WRITTEN REQUEST: All of the material below is to be repeated exactly.

-- BEGIN DATA LINES --

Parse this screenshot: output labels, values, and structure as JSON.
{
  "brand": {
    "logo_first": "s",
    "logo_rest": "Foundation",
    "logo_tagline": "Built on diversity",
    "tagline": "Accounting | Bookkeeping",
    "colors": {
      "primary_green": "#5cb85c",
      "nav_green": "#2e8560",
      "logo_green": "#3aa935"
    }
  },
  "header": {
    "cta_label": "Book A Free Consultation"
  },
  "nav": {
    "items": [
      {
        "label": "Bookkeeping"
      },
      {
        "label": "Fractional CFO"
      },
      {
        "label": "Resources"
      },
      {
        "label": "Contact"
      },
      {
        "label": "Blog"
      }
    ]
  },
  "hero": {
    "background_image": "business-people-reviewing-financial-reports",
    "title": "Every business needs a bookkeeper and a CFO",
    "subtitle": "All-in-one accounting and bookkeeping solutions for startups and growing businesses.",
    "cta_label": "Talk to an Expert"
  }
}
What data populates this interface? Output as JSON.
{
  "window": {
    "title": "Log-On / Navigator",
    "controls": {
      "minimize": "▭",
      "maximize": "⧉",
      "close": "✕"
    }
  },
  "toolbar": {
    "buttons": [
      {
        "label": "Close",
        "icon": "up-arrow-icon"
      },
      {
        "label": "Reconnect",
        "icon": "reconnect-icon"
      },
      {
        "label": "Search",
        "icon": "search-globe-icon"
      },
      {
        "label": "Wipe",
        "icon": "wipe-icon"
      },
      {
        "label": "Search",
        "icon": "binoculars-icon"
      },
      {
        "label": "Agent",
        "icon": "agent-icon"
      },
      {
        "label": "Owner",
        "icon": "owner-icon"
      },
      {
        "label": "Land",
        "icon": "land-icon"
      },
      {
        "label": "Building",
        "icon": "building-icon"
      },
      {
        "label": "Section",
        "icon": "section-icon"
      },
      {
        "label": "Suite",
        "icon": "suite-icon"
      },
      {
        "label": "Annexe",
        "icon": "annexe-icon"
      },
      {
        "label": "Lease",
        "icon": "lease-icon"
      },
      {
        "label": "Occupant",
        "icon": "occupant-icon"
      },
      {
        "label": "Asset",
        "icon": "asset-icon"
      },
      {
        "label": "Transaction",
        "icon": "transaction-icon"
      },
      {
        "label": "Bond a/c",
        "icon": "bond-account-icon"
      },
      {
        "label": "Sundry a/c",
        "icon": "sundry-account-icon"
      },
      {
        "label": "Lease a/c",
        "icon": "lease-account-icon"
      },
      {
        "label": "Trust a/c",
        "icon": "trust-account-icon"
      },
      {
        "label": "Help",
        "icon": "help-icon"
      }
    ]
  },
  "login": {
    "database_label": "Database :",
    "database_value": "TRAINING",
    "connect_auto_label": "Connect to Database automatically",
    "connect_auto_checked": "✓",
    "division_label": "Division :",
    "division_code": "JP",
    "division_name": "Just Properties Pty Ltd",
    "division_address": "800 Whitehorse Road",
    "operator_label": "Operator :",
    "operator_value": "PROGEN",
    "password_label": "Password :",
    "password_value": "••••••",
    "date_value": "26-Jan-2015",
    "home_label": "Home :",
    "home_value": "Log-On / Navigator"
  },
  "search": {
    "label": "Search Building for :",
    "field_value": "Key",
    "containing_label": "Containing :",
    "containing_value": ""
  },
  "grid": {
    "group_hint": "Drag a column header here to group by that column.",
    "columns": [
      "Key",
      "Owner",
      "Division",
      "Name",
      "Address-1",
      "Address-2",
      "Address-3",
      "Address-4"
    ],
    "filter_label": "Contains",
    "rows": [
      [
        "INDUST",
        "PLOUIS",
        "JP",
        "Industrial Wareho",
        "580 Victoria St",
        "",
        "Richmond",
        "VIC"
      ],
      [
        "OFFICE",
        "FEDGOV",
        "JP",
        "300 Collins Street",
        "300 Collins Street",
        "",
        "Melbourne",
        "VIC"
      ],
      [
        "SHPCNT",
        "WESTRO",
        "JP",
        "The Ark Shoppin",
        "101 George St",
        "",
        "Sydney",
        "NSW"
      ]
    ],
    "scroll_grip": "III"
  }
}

-- END DATA LINES --

RESULT OF THE TASK:
Parse this screenshot: output labels, values, and structure as JSON.
{
  "brand": {
    "logo_first": "s",
    "logo_rest": "Foundation",
    "logo_tagline": "Built on diversity",
    "tagline": "Accounting | Bookkeeping",
    "colors": {
      "primary_green": "#5cb85c",
      "nav_green": "#2e8560",
      "logo_green": "#3aa935"
    }
  },
  "header": {
    "cta_label": "Book A Free Consultation"
  },
  "nav": {
    "items": [
      {
        "label": "Bookkeeping"
      },
      {
        "label": "Fractional CFO"
      },
      {
        "label": "Resources"
      },
      {
        "label": "Contact"
      },
      {
        "label": "Blog"
      }
    ]
  },
  "hero": {
    "background_image": "business-people-reviewing-financial-reports",
    "title": "Every business needs a bookkeeper and a CFO",
    "subtitle": "All-in-one accounting and bookkeeping solutions for startups and growing businesses.",
    "cta_label": "Talk to an Expert"
  }
}
What data populates this interface? Output as JSON.
{
  "window": {
    "title": "Log-On / Navigator",
    "controls": {
      "minimize": "▭",
      "maximize": "⧉",
      "close": "✕"
    }
  },
  "toolbar": {
    "buttons": [
      {
        "label": "Close",
        "icon": "up-arrow-icon"
      },
      {
        "label": "Reconnect",
        "icon": "reconnect-icon"
      },
      {
        "label": "Search",
        "icon": "search-globe-icon"
      },
      {
        "label": "Wipe",
        "icon": "wipe-icon"
      },
      {
        "label": "Search",
        "icon": "binoculars-icon"
      },
      {
        "label": "Agent",
        "icon": "agent-icon"
      },
      {
        "label": "Owner",
        "icon": "owner-icon"
      },
      {
        "label": "Land",
        "icon": "land-icon"
      },
      {
        "label": "Building",
        "icon": "building-icon"
      },
      {
        "label": "Section",
        "icon": "section-icon"
      },
      {
        "label": "Suite",
        "icon": "suite-icon"
      },
      {
        "label": "Annexe",
        "icon": "annexe-icon"
      },
      {
        "label": "Lease",
        "icon": "lease-icon"
      },
      {
        "label": "Occupant",
        "icon": "occupant-icon"
      },
      {
        "label": "Asset",
        "icon": "asset-icon"
      },
      {
        "label": "Transaction",
        "icon": "transaction-icon"
      },
      {
        "label": "Bond a/c",
        "icon": "bond-account-icon"
      },
      {
        "label": "Sundry a/c",
        "icon": "sundry-account-icon"
      },
      {
        "label": "Lease a/c",
        "icon": "lease-account-icon"
      },
      {
        "label": "Trust a/c",
        "icon": "trust-account-icon"
      },
      {
        "label": "Help",
        "icon": "help-icon"
      }
    ]
  },
  "login": {
    "database_label": "Database :",
    "database_value": "TRAINING",
    "connect_auto_label": "Connect to Database automatically",
    "connect_auto_checked": "✓",
    "division_label": "Division :",
    "division_code": "JP",
    "division_name": "Just Properties Pty Ltd",
    "division_address": "800 Whitehorse Road",
    "operator_label": "Operator :",
    "operator_value": "PROGEN",
    "password_label": "Password :",
    "password_value": "••••••",
    "date_value": "26-Jan-2015",
    "home_label": "Home :",
    "home_value": "Log-On / Navigator"
  },
  "search": {
    "label": "Search Building for :",
    "field_value": "Key",
    "containing_label": "Containing :",
    "containing_value": ""
  },
  "grid": {
    "group_hint": "Drag a column header here to group by that column.",
    "columns": [
      "Key",
      "Owner",
      "Division",
      "Name",
      "Address-1",
      "Address-2",
      "Address-3",
      "Address-4"
    ],
    "filter_label": "Contains",
    "rows": [
      [
        "INDUST",
        "PLOUIS",
        "JP",
        "Industrial Wareho",
        "580 Victoria St",
        "",
        "Richmond",
        "VIC"
      ],
      [
        "OFFICE",
        "FEDGOV",
        "JP",
        "300 Collins Street",
        "300 Collins Street",
        "",
        "Melbourne",
        "VIC"
      ],
      [
        "SHPCNT",
        "WESTRO",
        "JP",
        "The Ark Shoppin",
        "101 George St",
        "",
        "Sydney",
        "NSW"
      ]
    ],
    "scroll_grip": "III"
  }
}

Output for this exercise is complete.